--- begin RAW DATA ---

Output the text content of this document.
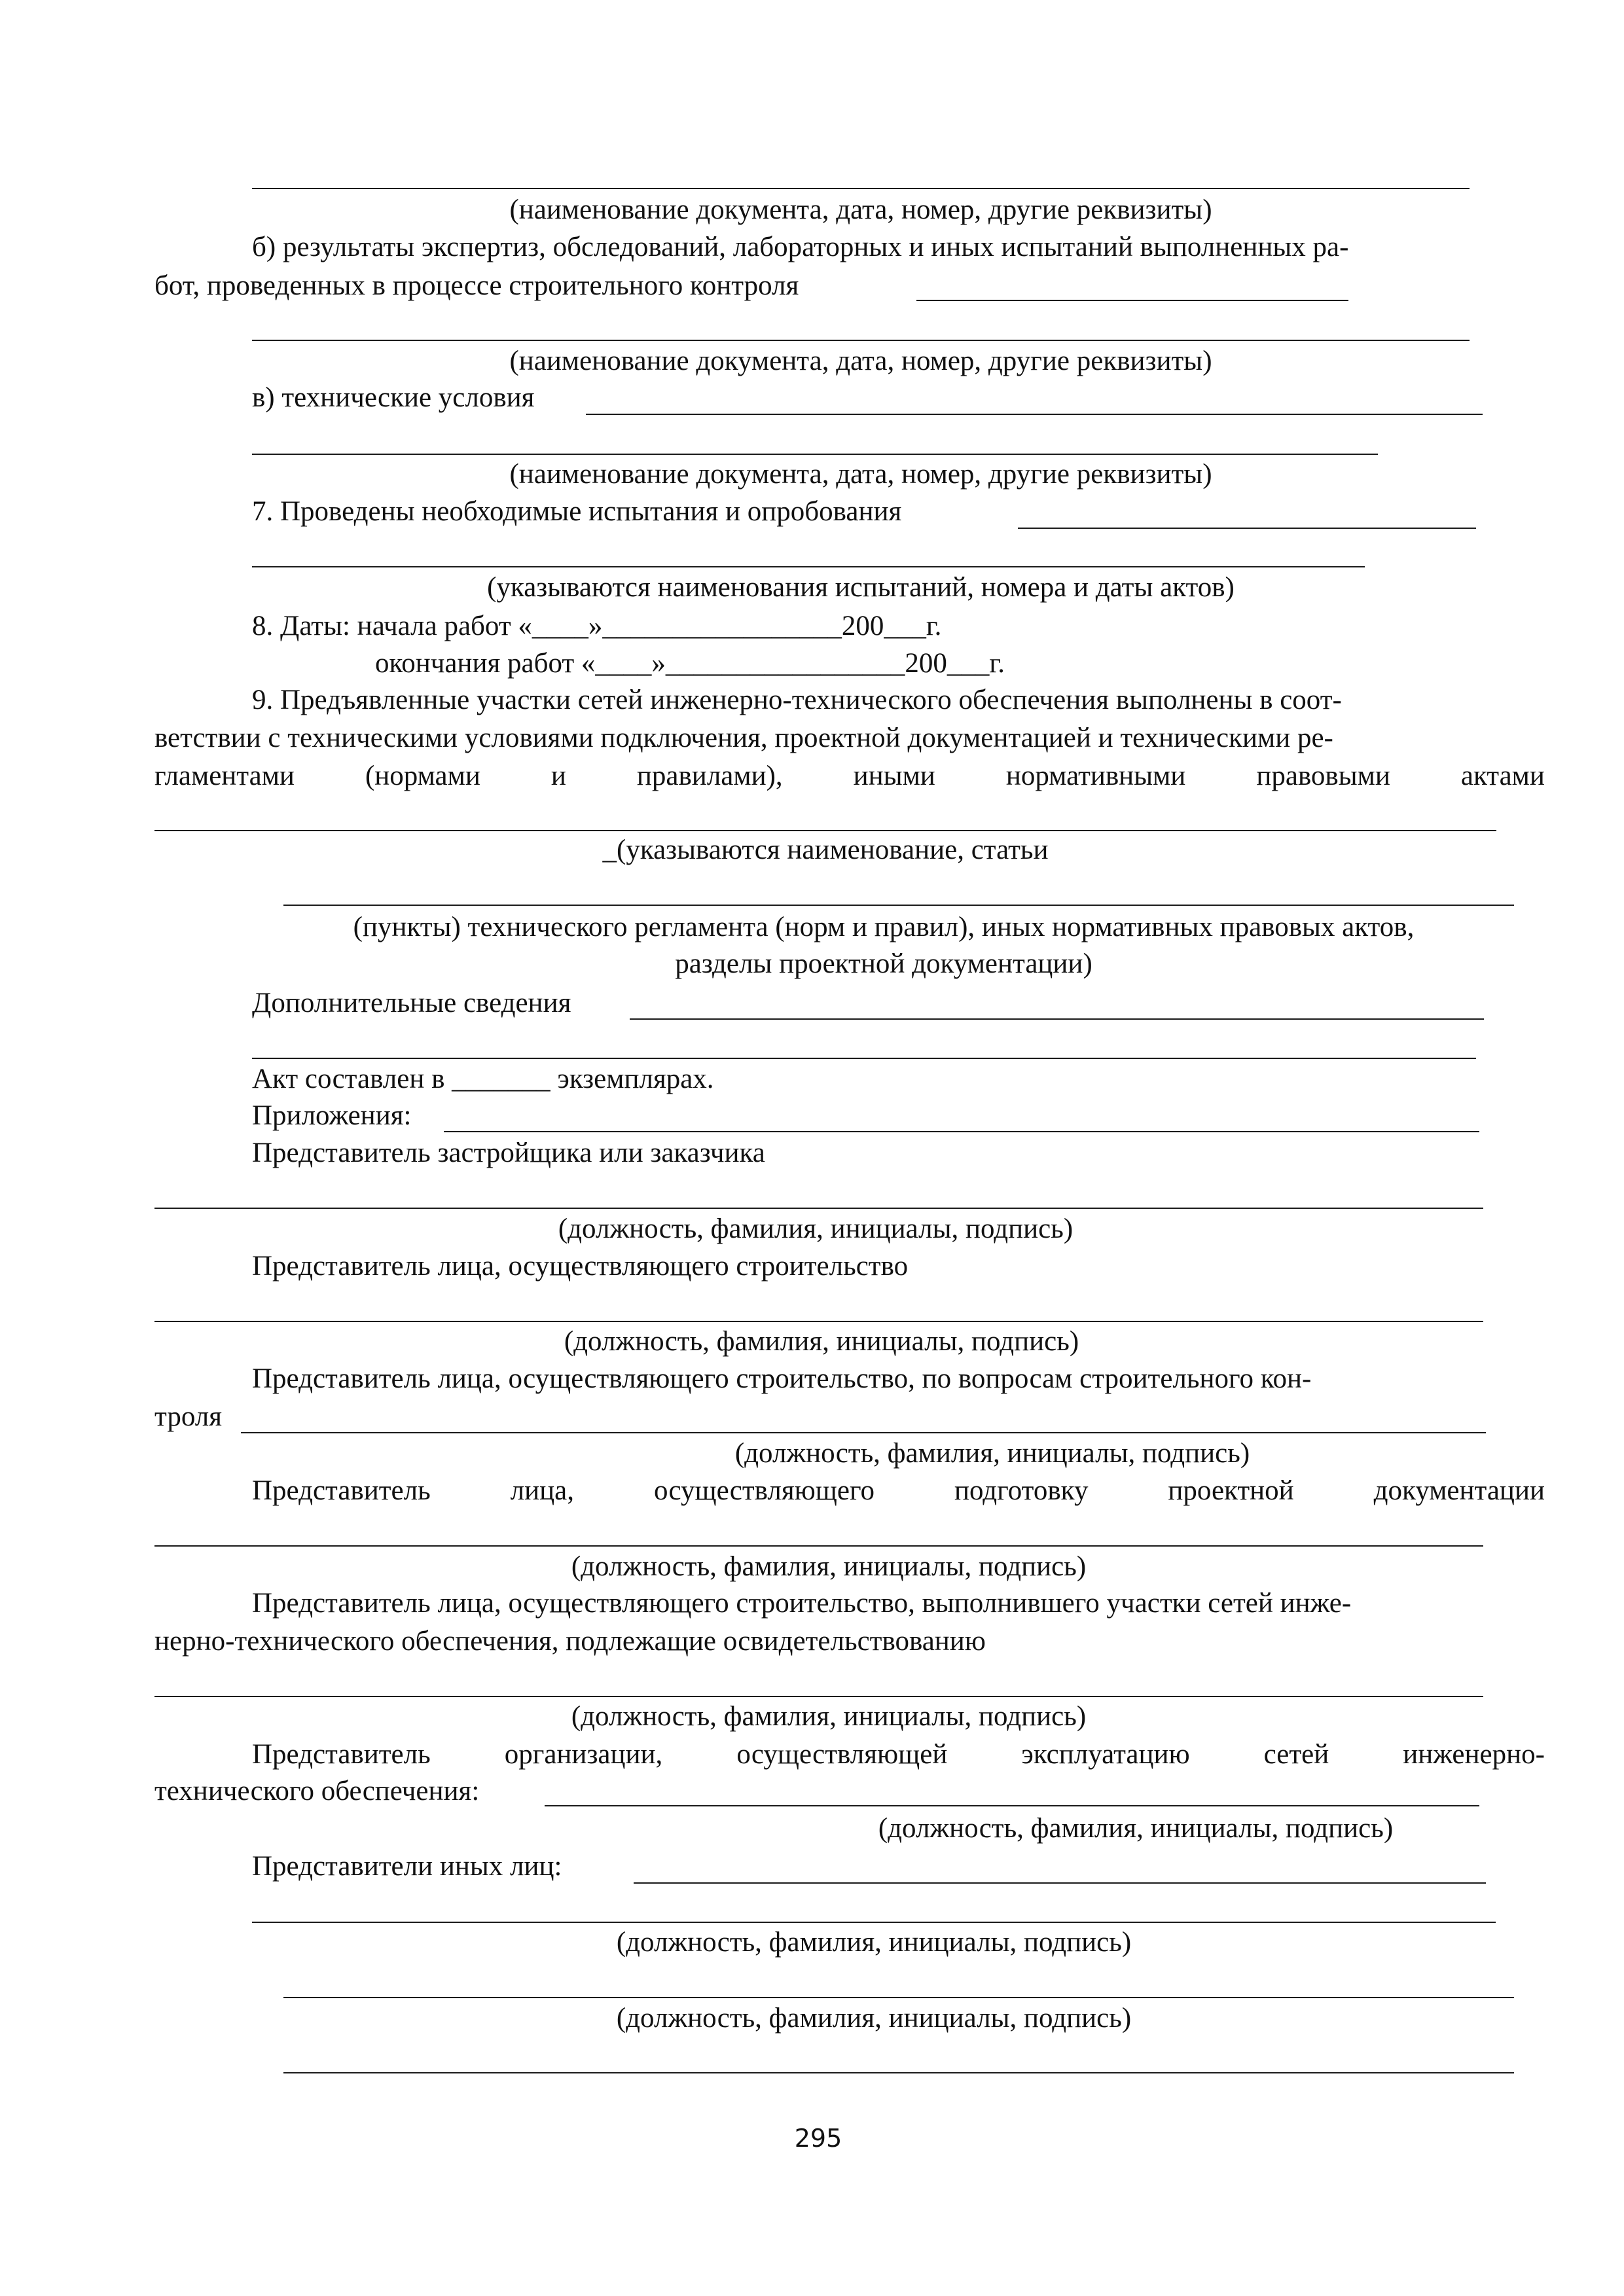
(наименование документа, дата, номер, другие реквизиты)
б) результаты экспертиз, обследований, лабораторных и иных испытаний выполненных ра-
бот, проведенных в процессе строительного контроля
(наименование документа, дата, номер, другие реквизиты)
в) технические условия
(наименование документа, дата, номер, другие реквизиты)
7. Проведены необходимые испытания и опробования
(указываются наименования испытаний, номера и даты актов)
8. Даты: начала работ «____»_________________200___г.
окончания работ «____»_________________200___г.
9. Предъявленные участки сетей инженерно-технического обеспечения выполнены в соот-
ветствии с техническими условиями подключения, проектной документацией и техническими ре-
гламентами	(нормами	и	правилами),	иными	нормативными	правовыми	актами
_(указываются наименование, статьи
(пункты) технического регламента (норм и правил), иных нормативных правовых актов,
разделы проектной документации)
Дополнительные сведения
Акт составлен в _______ экземплярах.
Приложения:
Представитель застройщика или заказчика
(должность, фамилия, инициалы, подпись)
Представитель лица, осуществляющего строительство
(должность, фамилия, инициалы, подпись)
Представитель лица, осуществляющего строительство, по вопросам строительного кон-
троля
(должность, фамилия, инициалы, подпись)
Представитель	лица,	осуществляющего	подготовку	проектной	документации
(должность, фамилия, инициалы, подпись)
Представитель лица, осуществляющего строительство, выполнившего участки сетей инже-
нерно-технического обеспечения, подлежащие освидетельствованию
(должность, фамилия, инициалы, подпись)
Представитель	организации,	осуществляющей	эксплуатацию	сетей	инженерно-
технического обеспечения:
(должность, фамилия, инициалы, подпись)
Представители иных лиц:
(должность, фамилия, инициалы, подпись)
(должность, фамилия, инициалы, подпись)
295
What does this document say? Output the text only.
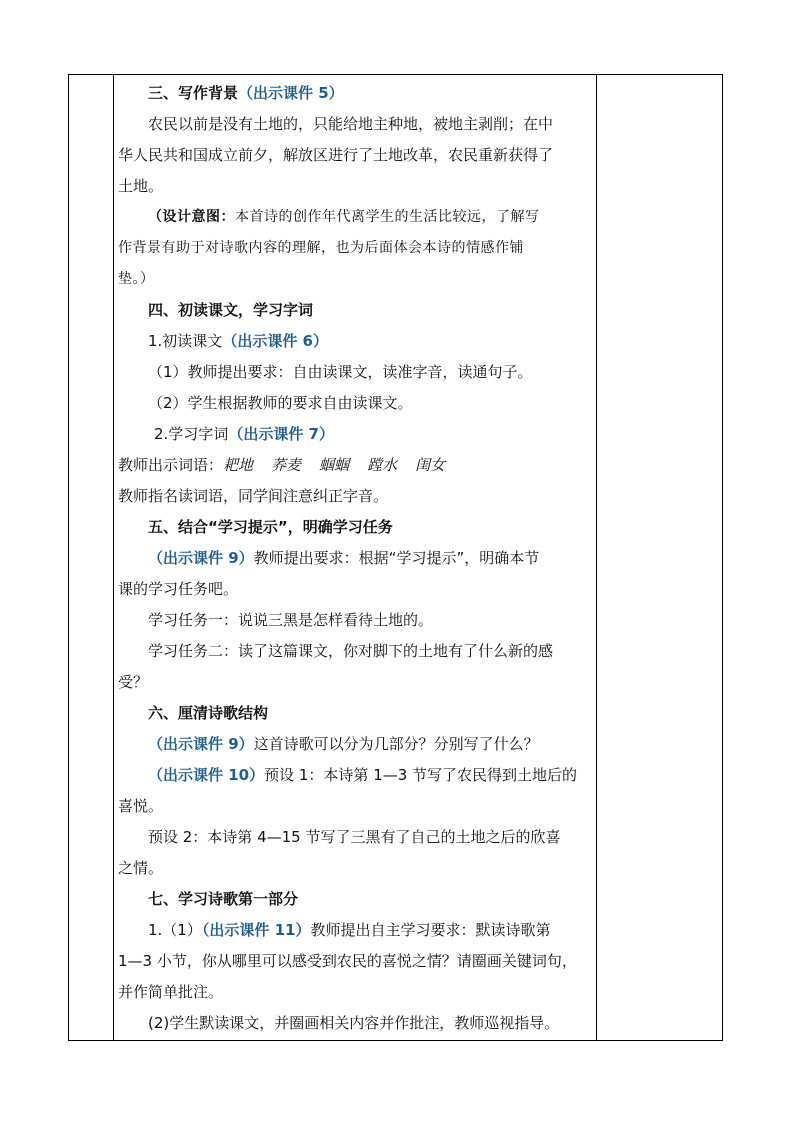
三、写作背景（出示课件 5）
农民以前是没有土地的，只能给地主种地，被地主剥削；在中
华人民共和国成立前夕，解放区进行了土地改革，农民重新获得了
土地。
（设计意图：本首诗的创作年代离学生的生活比较远，了解写
作背景有助于对诗歌内容的理解，也为后面体会本诗的情感作铺
垫。）
四、初读课文，学习字词
1.初读课文（出示课件 6）
（1）教师提出要求：自由读课文，读准字音，读通句子。
（2）学生根据教师的要求自由读课文。
2.学习字词（出示课件 7）
教师出示词语：耙地 荞麦 蝈蝈 蹚水 闺女
教师指名读词语，同学间注意纠正字音。
五、结合“学习提示”，明确学习任务
（出示课件 9）教师提出要求：根据“学习提示”，明确本节
课的学习任务吧。
学习任务一：说说三黑是怎样看待土地的。
学习任务二：读了这篇课文，你对脚下的土地有了什么新的感
受？
六、厘清诗歌结构
（出示课件 9）这首诗歌可以分为几部分？分别写了什么？
（出示课件 10）预设 1：本诗第 1—3 节写了农民得到土地后的
喜悦。
预设 2：本诗第 4—15 节写了三黑有了自己的土地之后的欣喜
之情。
七、学习诗歌第一部分
1.（1）（出示课件 11）教师提出自主学习要求：默读诗歌第
1—3 小节，你从哪里可以感受到农民的喜悦之情？请圈画关键词句，
并作简单批注。
(2)学生默读课文，并圈画相关内容并作批注，教师巡视指导。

--- end RAW DATA ---

- _TASK TO CARRY OUT_
The data above should be repeated exactly, minus any pictures.

- _TASK SOLUTION_
Output the text content of this document.
(наименование документа, дата, номер, другие реквизиты)
б) результаты экспертиз, обследований, лабораторных и иных испытаний выполненных ра-
бот, проведенных в процессе строительного контроля
(наименование документа, дата, номер, другие реквизиты)
в) технические условия
(наименование документа, дата, номер, другие реквизиты)
7. Проведены необходимые испытания и опробования
(указываются наименования испытаний, номера и даты актов)
8. Даты: начала работ «____»_________________200___г.
окончания работ «____»_________________200___г.
9. Предъявленные участки сетей инженерно-технического обеспечения выполнены в соот-
ветствии с техническими условиями подключения, проектной документацией и техническими ре-
гламентами	(нормами	и	правилами),	иными	нормативными	правовыми	актами
_(указываются наименование, статьи
(пункты) технического регламента (норм и правил), иных нормативных правовых актов,
разделы проектной документации)
Дополнительные сведения
Акт составлен в _______ экземплярах.
Приложения:
Представитель застройщика или заказчика
(должность, фамилия, инициалы, подпись)
Представитель лица, осуществляющего строительство
(должность, фамилия, инициалы, подпись)
Представитель лица, осуществляющего строительство, по вопросам строительного кон-
троля
(должность, фамилия, инициалы, подпись)
Представитель	лица,	осуществляющего	подготовку	проектной	документации
(должность, фамилия, инициалы, подпись)
Представитель лица, осуществляющего строительство, выполнившего участки сетей инже-
нерно-технического обеспечения, подлежащие освидетельствованию
(должность, фамилия, инициалы, подпись)
Представитель	организации,	осуществляющей	эксплуатацию	сетей	инженерно-
технического обеспечения:
(должность, фамилия, инициалы, подпись)
Представители иных лиц:
(должность, фамилия, инициалы, подпись)
(должность, фамилия, инициалы, подпись)
295
What does this document say? Output the text only.
三、写作背景（出示课件 5）
农民以前是没有土地的，只能给地主种地，被地主剥削；在中
华人民共和国成立前夕，解放区进行了土地改革，农民重新获得了
土地。
（设计意图：本首诗的创作年代离学生的生活比较远，了解写
作背景有助于对诗歌内容的理解，也为后面体会本诗的情感作铺
垫。）
四、初读课文，学习字词
1.初读课文（出示课件 6）
（1）教师提出要求：自由读课文，读准字音，读通句子。
（2）学生根据教师的要求自由读课文。
2.学习字词（出示课件 7）
教师出示词语：耙地 荞麦 蝈蝈 蹚水 闺女
教师指名读词语，同学间注意纠正字音。
五、结合“学习提示”，明确学习任务
（出示课件 9）教师提出要求：根据“学习提示”，明确本节
课的学习任务吧。
学习任务一：说说三黑是怎样看待土地的。
学习任务二：读了这篇课文，你对脚下的土地有了什么新的感
受？
六、厘清诗歌结构
（出示课件 9）这首诗歌可以分为几部分？分别写了什么？
（出示课件 10）预设 1：本诗第 1—3 节写了农民得到土地后的
喜悦。
预设 2：本诗第 4—15 节写了三黑有了自己的土地之后的欣喜
之情。
七、学习诗歌第一部分
1.（1）（出示课件 11）教师提出自主学习要求：默读诗歌第
1—3 小节，你从哪里可以感受到农民的喜悦之情？请圈画关键词句，
并作简单批注。
(2)学生默读课文，并圈画相关内容并作批注，教师巡视指导。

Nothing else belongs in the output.